[Rows from a dataset]
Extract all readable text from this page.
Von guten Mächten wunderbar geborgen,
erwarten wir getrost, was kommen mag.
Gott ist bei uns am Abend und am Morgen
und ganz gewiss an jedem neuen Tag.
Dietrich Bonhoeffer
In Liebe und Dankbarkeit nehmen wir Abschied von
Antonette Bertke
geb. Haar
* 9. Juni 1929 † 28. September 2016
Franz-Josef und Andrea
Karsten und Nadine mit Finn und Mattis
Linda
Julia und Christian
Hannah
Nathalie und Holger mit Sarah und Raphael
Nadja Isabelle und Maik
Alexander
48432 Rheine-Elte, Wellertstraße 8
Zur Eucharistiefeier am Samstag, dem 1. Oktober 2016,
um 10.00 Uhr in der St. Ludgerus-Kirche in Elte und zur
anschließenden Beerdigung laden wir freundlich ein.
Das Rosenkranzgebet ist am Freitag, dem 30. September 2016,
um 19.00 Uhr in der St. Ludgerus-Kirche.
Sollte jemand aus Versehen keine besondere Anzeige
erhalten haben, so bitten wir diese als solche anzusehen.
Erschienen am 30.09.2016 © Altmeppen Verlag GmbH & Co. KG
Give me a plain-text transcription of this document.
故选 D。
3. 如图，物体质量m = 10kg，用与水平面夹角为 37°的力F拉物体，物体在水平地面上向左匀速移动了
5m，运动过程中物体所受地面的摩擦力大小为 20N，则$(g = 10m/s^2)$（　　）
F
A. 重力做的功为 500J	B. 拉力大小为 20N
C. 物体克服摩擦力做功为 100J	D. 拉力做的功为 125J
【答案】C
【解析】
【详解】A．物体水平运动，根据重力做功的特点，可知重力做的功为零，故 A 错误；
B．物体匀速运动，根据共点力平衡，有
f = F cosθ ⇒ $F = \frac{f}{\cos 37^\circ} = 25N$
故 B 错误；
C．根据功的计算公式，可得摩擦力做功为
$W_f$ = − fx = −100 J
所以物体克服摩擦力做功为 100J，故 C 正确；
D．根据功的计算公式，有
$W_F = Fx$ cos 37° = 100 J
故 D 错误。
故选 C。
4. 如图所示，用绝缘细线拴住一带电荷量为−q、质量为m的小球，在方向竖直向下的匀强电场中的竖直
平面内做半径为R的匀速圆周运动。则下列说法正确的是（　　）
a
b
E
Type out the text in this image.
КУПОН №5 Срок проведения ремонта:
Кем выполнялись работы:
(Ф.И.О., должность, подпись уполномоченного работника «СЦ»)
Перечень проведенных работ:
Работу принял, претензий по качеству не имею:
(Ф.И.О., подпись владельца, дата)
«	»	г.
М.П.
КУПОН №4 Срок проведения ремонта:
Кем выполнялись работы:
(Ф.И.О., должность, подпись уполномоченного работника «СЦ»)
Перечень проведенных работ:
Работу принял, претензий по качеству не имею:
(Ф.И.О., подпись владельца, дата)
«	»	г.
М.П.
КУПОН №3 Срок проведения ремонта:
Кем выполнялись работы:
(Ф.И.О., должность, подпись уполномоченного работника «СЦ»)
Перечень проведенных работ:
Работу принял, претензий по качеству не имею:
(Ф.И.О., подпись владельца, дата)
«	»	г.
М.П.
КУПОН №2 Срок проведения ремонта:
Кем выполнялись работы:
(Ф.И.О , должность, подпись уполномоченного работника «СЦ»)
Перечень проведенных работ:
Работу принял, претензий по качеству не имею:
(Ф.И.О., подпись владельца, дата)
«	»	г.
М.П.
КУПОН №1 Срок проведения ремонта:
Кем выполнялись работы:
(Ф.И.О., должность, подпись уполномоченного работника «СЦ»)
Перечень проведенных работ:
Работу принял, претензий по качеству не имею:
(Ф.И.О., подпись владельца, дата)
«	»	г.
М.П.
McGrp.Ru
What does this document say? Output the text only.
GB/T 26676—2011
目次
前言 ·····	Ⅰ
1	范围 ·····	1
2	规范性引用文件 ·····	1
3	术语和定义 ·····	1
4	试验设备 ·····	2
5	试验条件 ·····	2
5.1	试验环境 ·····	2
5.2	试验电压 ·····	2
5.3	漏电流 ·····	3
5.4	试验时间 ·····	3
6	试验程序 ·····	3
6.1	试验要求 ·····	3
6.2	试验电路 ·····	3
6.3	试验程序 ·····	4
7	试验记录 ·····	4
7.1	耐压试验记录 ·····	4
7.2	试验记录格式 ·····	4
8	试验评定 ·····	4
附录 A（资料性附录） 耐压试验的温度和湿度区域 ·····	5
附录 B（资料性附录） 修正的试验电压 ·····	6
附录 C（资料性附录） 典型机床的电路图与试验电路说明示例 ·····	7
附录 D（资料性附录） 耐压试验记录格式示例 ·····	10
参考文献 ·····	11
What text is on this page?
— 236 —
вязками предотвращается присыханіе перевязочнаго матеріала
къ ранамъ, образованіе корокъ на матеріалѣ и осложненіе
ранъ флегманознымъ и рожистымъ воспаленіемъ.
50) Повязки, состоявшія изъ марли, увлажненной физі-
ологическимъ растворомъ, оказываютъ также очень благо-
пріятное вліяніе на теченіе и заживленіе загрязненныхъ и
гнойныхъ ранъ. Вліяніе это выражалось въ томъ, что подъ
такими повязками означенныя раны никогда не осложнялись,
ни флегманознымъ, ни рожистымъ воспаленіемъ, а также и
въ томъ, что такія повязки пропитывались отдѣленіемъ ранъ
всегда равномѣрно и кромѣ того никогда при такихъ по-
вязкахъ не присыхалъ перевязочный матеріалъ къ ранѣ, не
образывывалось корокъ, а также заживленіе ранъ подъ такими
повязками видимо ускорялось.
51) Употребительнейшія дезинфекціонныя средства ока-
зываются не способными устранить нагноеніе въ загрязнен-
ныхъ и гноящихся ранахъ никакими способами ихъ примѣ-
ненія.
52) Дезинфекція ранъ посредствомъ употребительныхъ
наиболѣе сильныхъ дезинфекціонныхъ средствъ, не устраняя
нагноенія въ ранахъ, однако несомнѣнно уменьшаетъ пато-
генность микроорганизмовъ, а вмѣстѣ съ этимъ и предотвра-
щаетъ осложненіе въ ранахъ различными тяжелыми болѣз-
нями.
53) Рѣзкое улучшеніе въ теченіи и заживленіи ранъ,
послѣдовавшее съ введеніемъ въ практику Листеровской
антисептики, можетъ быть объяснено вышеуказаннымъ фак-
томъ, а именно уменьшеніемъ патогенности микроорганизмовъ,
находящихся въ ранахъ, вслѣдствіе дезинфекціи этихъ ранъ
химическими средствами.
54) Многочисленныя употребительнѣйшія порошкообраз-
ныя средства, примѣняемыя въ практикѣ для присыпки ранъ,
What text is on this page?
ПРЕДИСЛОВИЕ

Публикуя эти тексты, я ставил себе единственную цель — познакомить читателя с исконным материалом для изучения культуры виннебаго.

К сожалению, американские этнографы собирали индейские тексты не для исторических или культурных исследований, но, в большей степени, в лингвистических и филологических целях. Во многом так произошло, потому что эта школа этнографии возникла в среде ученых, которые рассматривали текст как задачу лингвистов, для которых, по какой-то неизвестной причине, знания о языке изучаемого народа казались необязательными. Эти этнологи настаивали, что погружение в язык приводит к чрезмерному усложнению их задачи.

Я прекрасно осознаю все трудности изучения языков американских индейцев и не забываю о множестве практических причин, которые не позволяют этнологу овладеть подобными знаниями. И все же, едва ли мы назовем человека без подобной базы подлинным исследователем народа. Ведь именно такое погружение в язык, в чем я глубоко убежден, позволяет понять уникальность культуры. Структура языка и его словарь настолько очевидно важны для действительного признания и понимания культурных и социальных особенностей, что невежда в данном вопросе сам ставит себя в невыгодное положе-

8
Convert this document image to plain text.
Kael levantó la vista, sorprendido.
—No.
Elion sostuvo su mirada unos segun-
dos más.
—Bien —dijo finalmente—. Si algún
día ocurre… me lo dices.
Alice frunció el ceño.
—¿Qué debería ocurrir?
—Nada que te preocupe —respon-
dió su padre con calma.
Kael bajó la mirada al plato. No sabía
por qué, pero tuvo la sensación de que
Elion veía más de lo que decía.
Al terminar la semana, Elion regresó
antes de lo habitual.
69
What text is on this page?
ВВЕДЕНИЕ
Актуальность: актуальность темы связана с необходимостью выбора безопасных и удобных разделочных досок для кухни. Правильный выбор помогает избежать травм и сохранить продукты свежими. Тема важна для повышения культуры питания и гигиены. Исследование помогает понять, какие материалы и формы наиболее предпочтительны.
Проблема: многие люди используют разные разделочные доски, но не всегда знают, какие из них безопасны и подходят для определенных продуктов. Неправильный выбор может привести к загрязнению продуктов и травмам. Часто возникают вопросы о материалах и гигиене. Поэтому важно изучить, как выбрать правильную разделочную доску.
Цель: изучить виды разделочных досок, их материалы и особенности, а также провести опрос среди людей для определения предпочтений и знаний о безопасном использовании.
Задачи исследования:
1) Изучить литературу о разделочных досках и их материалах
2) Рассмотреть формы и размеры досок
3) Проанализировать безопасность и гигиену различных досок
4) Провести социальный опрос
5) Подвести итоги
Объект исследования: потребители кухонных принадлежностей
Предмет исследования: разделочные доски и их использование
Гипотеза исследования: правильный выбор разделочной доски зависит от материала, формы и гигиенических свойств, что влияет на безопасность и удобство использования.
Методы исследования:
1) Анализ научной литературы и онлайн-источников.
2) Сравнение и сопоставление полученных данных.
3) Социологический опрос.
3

■ **Task to complete**: Among the records above, find each line holding the string "микроорганизмовъ" and pull it out.

■ **Answer to this task**:
генность микроорганизмовъ, а вмѣстѣ съ этимъ и предотвра-
томъ, а именно уменьшеніемъ патогенности микроорганизмовъ,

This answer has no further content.